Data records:

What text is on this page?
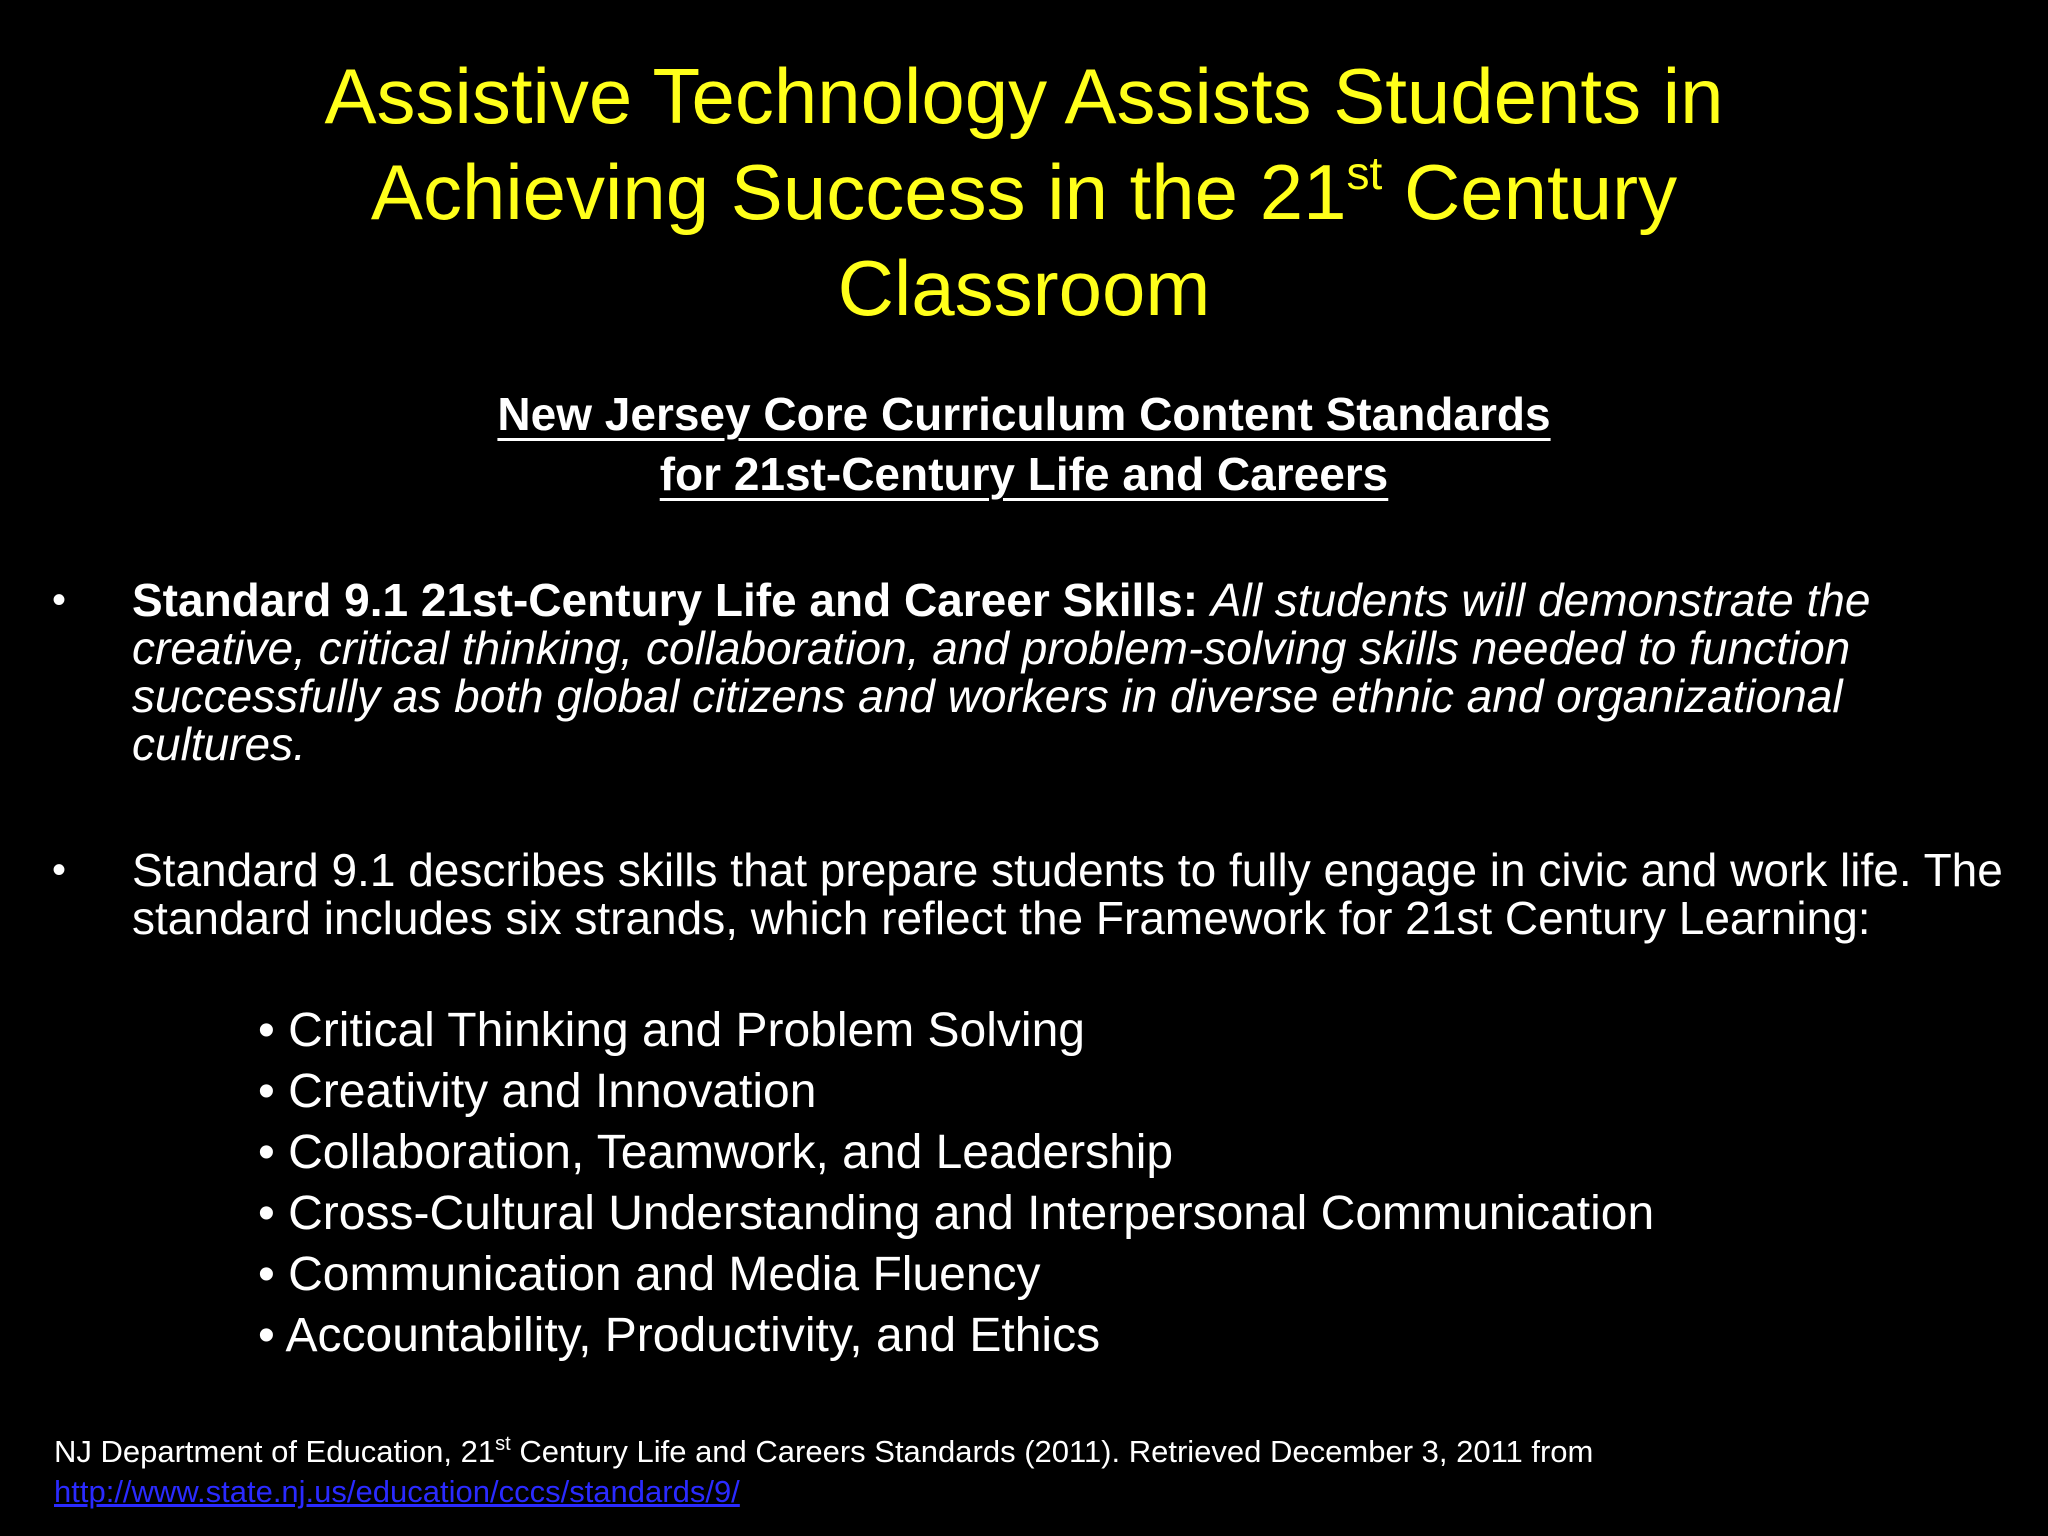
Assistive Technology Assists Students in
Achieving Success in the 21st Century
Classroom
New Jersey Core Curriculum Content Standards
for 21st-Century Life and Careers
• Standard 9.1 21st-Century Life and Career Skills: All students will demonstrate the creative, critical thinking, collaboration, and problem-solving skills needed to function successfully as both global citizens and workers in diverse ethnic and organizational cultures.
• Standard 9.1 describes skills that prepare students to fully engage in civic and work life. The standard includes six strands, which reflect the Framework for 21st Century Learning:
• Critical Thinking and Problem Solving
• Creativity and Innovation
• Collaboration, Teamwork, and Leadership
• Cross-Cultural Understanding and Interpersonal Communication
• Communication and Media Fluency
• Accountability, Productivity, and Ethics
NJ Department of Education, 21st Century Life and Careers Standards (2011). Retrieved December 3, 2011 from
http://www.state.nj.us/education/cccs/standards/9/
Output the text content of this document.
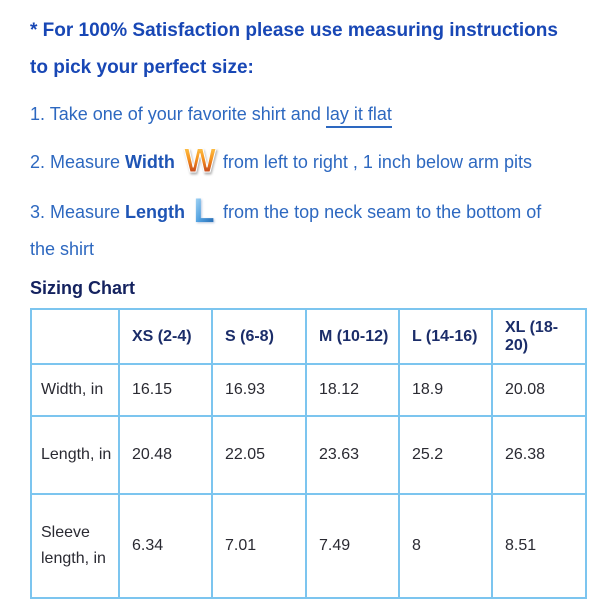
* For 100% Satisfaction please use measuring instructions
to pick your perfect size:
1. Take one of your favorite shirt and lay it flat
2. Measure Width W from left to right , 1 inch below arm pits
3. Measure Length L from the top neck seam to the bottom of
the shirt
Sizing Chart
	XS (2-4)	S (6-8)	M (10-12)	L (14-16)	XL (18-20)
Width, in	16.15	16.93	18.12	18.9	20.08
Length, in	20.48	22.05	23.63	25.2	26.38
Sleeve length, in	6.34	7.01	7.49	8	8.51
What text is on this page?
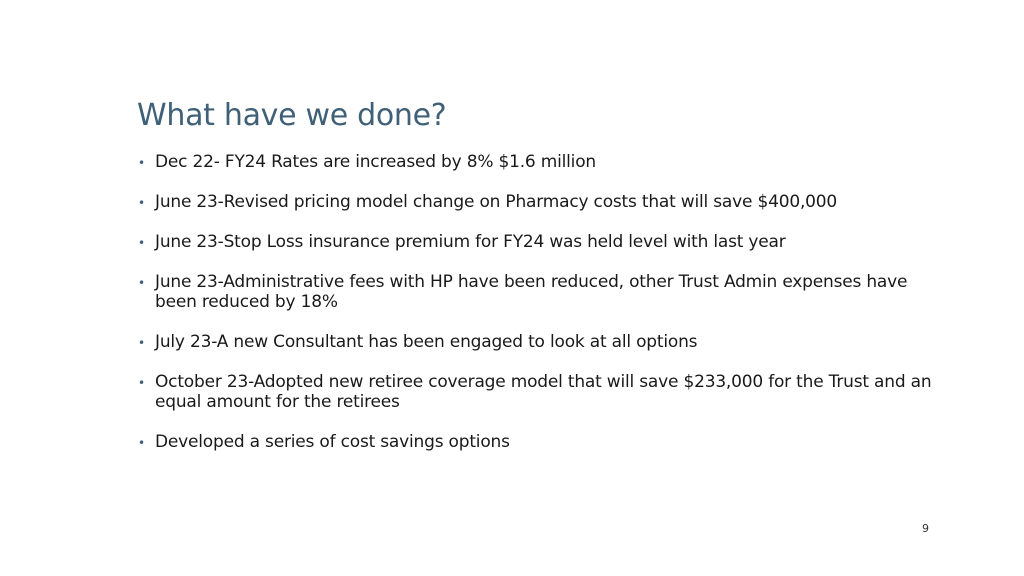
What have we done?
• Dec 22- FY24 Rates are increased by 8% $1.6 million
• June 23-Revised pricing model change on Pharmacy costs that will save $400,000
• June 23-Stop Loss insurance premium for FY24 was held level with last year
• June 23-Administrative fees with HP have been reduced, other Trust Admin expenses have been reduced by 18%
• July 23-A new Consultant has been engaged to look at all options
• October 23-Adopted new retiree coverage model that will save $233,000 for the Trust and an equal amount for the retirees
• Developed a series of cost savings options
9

• _Short task_
All of the material above should be reproduced exactly, except the pictures.

• _Correct result_
What text is on this page?
Assistive Technology Assists Students in
Achieving Success in the 21st Century
Classroom
New Jersey Core Curriculum Content Standards
for 21st-Century Life and Careers
• Standard 9.1 21st-Century Life and Career Skills: All students will demonstrate the creative, critical thinking, collaboration, and problem-solving skills needed to function successfully as both global citizens and workers in diverse ethnic and organizational cultures.
• Standard 9.1 describes skills that prepare students to fully engage in civic and work life. The standard includes six strands, which reflect the Framework for 21st Century Learning:
• Critical Thinking and Problem Solving
• Creativity and Innovation
• Collaboration, Teamwork, and Leadership
• Cross-Cultural Understanding and Interpersonal Communication
• Communication and Media Fluency
• Accountability, Productivity, and Ethics
NJ Department of Education, 21st Century Life and Careers Standards (2011). Retrieved December 3, 2011 from
http://www.state.nj.us/education/cccs/standards/9/
Output the text content of this document.
* For 100% Satisfaction please use measuring instructions
to pick your perfect size:
1. Take one of your favorite shirt and lay it flat
2. Measure Width W from left to right , 1 inch below arm pits
3. Measure Length L from the top neck seam to the bottom of
the shirt
Sizing Chart
	XS (2-4)	S (6-8)	M (10-12)	L (14-16)	XL (18-20)
Width, in	16.15	16.93	18.12	18.9	20.08
Length, in	20.48	22.05	23.63	25.2	26.38
Sleeve length, in	6.34	7.01	7.49	8	8.51
What text is on this page?
What have we done?
• Dec 22- FY24 Rates are increased by 8% $1.6 million
• June 23-Revised pricing model change on Pharmacy costs that will save $400,000
• June 23-Stop Loss insurance premium for FY24 was held level with last year
• June 23-Administrative fees with HP have been reduced, other Trust Admin expenses have been reduced by 18%
• July 23-A new Consultant has been engaged to look at all options
• October 23-Adopted new retiree coverage model that will save $233,000 for the Trust and an equal amount for the retirees
• Developed a series of cost savings options
9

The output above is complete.